Required task –
Write out all lines holding the word "this".

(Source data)

::::::::::

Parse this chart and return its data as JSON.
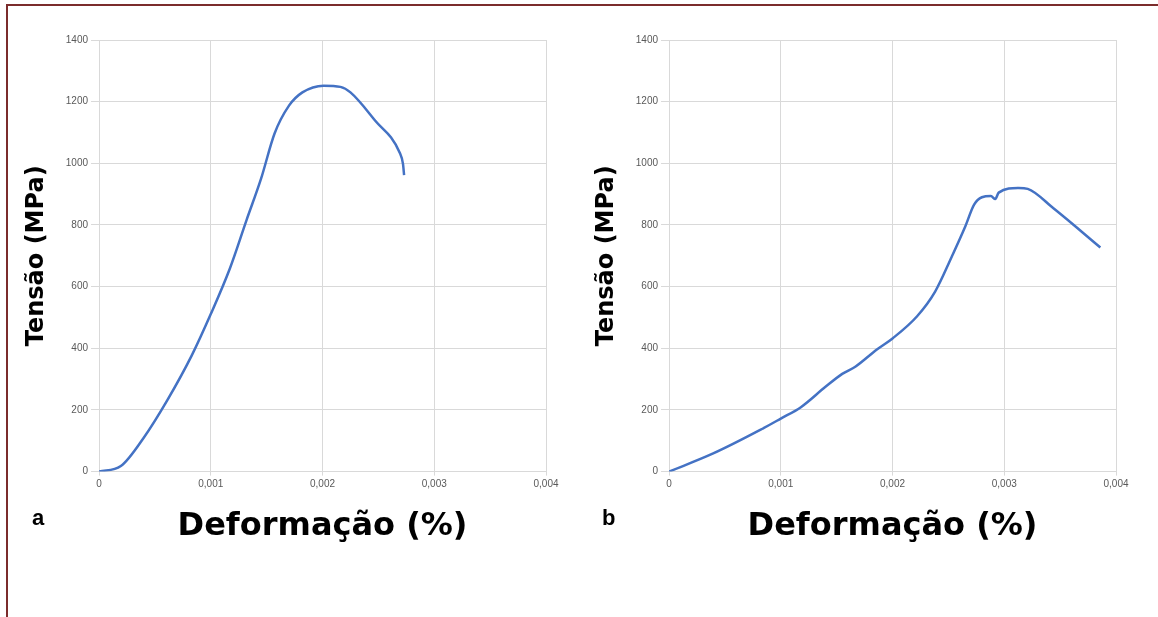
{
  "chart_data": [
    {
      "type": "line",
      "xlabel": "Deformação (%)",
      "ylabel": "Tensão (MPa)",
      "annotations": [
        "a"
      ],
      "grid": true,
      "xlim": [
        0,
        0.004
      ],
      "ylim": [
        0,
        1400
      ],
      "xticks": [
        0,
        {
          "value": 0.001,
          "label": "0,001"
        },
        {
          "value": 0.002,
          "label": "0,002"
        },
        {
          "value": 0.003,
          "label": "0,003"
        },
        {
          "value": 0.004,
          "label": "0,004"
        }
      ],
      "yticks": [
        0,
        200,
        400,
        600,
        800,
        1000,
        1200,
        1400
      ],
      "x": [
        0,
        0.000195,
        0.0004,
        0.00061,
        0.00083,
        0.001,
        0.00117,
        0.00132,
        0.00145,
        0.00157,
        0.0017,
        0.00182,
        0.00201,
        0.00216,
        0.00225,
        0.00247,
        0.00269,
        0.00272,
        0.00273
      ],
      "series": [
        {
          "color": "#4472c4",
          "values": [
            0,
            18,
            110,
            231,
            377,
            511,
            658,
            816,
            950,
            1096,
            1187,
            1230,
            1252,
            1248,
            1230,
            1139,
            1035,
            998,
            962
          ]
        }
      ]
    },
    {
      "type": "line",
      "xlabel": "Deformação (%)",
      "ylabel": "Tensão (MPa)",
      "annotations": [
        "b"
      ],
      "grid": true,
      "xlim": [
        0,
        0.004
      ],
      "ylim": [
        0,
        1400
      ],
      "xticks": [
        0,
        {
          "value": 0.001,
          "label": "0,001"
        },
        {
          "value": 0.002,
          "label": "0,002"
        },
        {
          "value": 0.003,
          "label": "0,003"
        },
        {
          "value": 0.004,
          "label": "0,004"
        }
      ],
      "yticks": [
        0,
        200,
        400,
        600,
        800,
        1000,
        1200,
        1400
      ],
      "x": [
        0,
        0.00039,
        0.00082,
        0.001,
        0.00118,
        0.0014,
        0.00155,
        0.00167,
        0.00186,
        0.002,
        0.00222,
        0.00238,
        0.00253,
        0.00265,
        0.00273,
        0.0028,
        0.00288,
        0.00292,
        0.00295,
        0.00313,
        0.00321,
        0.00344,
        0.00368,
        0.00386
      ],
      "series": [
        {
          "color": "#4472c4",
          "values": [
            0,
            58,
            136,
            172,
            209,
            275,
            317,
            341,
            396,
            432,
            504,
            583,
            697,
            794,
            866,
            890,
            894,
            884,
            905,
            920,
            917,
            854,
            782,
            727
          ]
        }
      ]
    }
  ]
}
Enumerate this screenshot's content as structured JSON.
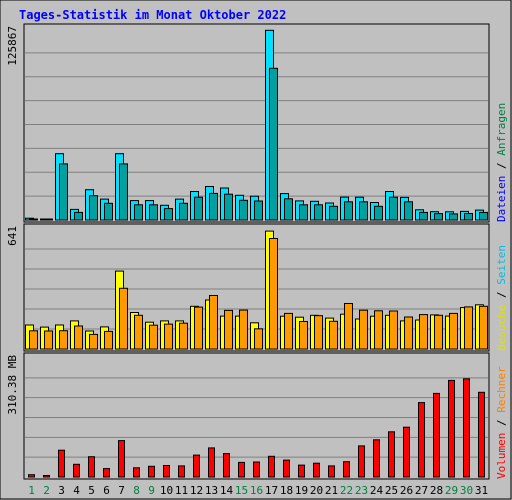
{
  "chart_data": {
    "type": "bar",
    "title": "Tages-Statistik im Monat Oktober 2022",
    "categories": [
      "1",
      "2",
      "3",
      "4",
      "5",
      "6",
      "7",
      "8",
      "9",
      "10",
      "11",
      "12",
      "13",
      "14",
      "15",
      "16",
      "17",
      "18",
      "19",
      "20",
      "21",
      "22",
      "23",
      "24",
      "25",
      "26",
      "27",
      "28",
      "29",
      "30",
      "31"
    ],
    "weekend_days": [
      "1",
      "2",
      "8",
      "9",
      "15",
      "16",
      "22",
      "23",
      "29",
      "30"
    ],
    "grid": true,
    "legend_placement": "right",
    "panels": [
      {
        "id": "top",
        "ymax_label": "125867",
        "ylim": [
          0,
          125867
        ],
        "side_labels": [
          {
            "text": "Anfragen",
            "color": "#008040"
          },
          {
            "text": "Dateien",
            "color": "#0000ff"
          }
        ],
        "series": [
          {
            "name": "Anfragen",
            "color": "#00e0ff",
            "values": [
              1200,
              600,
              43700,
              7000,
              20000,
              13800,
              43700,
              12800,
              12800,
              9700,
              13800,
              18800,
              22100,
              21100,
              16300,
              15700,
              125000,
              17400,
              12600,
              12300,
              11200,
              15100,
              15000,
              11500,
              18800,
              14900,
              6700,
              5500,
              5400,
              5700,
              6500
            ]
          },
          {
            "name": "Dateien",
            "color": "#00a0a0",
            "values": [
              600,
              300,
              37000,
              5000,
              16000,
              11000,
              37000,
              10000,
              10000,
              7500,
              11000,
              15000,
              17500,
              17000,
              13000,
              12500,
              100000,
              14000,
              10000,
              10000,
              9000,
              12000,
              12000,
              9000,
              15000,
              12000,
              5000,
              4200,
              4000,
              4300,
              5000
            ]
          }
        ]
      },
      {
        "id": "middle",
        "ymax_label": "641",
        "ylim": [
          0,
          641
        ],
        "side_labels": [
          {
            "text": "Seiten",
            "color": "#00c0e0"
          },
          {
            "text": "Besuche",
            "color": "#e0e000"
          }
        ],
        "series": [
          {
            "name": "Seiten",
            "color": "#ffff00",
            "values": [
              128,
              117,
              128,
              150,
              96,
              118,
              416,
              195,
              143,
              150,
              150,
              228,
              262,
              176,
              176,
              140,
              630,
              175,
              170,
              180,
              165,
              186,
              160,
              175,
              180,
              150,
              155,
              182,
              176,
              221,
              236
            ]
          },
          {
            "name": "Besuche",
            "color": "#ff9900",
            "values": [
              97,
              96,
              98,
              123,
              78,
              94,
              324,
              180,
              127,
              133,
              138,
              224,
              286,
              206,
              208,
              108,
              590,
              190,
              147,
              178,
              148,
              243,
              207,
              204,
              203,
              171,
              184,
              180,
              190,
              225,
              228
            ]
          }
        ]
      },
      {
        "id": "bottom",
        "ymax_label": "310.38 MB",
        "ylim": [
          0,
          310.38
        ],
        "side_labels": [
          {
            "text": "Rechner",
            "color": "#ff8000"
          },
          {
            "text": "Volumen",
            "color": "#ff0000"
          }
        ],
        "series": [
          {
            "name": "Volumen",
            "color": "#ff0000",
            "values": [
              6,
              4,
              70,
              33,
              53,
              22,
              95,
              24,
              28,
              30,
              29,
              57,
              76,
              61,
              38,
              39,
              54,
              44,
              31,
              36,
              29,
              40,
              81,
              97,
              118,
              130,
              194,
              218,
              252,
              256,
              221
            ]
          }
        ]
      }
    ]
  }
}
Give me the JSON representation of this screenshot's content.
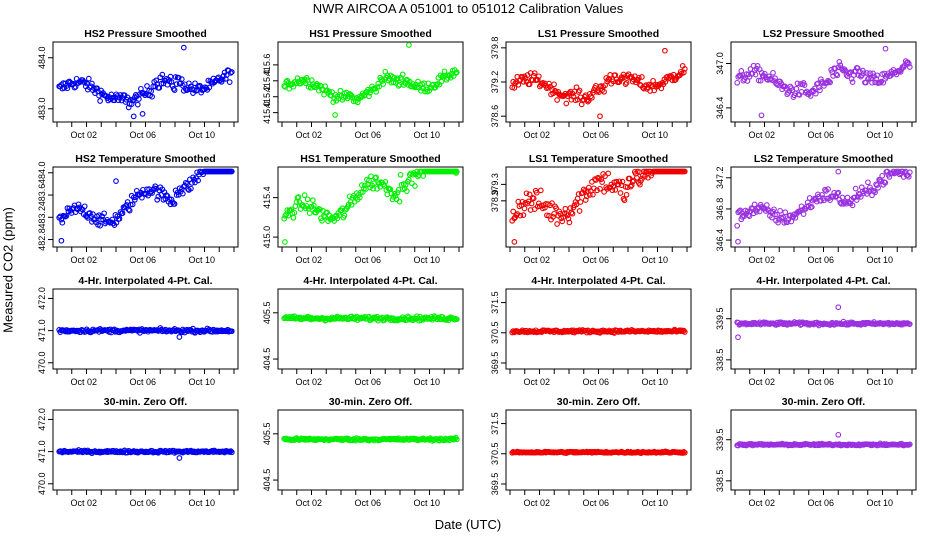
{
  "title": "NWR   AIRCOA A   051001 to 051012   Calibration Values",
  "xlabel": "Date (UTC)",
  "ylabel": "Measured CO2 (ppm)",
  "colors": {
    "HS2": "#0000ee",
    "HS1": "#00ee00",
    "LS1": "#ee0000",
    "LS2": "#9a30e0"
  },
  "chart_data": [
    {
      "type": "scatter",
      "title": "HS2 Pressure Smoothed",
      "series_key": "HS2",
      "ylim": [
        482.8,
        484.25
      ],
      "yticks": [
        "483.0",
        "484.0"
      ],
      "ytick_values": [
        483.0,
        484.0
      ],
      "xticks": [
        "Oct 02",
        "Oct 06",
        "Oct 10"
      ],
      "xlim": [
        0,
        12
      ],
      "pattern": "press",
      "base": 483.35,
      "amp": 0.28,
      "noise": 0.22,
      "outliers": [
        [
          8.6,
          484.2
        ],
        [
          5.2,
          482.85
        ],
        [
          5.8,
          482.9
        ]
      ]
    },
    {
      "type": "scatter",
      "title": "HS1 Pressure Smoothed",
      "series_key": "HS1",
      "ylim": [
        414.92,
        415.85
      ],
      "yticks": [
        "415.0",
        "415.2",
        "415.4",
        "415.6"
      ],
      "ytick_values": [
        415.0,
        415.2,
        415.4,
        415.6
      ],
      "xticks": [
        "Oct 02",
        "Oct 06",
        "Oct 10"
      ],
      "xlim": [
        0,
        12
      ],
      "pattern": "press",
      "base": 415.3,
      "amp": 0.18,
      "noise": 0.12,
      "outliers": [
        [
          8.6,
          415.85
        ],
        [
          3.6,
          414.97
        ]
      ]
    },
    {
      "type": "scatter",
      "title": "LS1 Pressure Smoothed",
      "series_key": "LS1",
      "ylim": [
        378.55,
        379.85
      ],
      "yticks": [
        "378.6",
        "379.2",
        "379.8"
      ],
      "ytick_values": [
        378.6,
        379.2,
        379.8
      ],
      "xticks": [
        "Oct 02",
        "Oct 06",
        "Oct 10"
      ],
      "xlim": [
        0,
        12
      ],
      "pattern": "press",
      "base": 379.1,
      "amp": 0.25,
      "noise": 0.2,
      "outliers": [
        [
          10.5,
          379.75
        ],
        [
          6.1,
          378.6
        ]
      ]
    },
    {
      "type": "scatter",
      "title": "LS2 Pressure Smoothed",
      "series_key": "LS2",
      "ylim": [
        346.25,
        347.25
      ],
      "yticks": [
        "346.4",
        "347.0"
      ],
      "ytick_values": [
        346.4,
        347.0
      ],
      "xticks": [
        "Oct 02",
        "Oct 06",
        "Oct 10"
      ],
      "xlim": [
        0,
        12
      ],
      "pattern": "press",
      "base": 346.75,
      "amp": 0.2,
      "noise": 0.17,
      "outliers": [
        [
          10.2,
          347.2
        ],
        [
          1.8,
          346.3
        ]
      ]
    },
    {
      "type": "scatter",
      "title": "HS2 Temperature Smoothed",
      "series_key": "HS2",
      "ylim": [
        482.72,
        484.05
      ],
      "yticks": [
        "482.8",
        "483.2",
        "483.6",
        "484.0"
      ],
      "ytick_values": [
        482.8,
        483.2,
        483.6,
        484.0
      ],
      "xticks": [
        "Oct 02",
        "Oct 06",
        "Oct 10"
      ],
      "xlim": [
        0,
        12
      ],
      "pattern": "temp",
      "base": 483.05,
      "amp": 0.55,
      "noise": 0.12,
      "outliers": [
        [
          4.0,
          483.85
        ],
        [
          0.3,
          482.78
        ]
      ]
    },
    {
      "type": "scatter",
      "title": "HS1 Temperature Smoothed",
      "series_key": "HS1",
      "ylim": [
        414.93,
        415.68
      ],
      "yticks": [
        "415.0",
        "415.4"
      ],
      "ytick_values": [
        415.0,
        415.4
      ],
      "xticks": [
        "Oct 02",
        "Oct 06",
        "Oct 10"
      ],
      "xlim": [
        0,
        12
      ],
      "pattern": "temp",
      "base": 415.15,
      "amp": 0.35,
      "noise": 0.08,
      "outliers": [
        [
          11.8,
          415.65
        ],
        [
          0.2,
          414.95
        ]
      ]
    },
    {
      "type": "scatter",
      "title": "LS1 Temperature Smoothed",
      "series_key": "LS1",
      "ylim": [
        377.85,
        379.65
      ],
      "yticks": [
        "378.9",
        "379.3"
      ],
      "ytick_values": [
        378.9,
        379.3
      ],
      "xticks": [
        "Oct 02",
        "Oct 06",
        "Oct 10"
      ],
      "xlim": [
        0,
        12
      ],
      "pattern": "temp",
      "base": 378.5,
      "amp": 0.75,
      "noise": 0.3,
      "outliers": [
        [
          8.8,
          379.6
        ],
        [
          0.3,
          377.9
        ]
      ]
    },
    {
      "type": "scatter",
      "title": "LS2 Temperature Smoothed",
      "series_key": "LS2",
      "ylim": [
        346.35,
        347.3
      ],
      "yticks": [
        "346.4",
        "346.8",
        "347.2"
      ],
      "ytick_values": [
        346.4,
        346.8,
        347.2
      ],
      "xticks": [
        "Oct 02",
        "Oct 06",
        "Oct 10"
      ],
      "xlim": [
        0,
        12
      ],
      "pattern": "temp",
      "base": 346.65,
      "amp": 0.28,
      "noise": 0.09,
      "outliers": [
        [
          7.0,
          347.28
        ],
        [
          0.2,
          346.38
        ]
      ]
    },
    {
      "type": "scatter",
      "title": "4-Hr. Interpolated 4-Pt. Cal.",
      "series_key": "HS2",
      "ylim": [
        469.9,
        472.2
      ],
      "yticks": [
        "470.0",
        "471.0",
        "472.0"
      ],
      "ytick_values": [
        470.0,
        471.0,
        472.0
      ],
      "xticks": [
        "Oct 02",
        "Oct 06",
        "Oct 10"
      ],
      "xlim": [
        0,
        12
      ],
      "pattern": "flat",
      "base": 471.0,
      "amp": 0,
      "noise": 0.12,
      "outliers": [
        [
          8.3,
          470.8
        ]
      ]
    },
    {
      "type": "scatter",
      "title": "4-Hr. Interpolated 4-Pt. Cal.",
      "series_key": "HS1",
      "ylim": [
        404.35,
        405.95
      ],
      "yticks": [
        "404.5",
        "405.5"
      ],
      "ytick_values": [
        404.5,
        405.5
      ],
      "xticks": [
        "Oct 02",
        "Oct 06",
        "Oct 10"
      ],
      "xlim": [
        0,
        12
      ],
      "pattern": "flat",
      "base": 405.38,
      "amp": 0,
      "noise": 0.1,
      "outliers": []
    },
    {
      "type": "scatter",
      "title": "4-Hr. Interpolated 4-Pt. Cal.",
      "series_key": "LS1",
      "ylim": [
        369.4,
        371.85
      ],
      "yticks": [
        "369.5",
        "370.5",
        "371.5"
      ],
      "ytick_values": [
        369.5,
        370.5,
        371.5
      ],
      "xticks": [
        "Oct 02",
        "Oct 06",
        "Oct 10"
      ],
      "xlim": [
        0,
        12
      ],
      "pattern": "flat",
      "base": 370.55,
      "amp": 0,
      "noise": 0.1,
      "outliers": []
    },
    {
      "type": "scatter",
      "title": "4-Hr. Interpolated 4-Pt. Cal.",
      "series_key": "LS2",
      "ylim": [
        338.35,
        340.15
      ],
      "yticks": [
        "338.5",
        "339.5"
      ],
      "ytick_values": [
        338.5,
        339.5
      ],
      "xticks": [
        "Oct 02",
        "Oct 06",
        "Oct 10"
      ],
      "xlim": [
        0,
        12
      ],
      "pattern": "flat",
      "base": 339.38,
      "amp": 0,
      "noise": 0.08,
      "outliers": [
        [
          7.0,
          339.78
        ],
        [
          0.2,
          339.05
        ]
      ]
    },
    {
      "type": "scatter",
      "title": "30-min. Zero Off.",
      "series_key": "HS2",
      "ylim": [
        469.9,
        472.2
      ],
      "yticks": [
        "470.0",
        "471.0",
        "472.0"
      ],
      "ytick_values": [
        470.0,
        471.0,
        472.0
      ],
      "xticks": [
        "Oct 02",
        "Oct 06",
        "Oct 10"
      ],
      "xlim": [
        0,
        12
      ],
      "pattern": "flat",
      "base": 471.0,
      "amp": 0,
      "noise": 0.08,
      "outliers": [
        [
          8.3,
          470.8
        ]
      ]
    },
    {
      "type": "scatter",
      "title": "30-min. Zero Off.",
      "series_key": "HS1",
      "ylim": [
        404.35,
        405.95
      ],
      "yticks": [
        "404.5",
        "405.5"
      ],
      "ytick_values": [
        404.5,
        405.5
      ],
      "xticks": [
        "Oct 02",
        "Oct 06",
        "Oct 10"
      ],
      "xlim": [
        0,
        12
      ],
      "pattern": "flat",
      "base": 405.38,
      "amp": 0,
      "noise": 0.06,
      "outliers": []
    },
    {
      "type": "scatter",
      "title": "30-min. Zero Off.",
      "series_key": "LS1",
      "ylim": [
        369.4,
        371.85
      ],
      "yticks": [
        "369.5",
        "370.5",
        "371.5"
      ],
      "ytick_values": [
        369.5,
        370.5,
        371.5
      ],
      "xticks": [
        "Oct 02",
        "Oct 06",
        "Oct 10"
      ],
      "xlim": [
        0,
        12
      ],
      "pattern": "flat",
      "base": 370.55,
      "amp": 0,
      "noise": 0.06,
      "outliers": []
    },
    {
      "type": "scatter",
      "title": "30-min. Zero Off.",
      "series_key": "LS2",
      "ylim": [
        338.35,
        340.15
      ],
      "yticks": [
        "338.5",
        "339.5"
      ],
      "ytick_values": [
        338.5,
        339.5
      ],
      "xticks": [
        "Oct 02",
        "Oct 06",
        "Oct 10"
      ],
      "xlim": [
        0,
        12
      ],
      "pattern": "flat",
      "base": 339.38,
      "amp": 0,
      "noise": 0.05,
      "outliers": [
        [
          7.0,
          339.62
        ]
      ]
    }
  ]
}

::::::::::

Expected answer –
Parse this chart and return its data as JSON.
Enumerate this screenshot's content as structured JSON.
Give me the JSON representation of this screenshot's content.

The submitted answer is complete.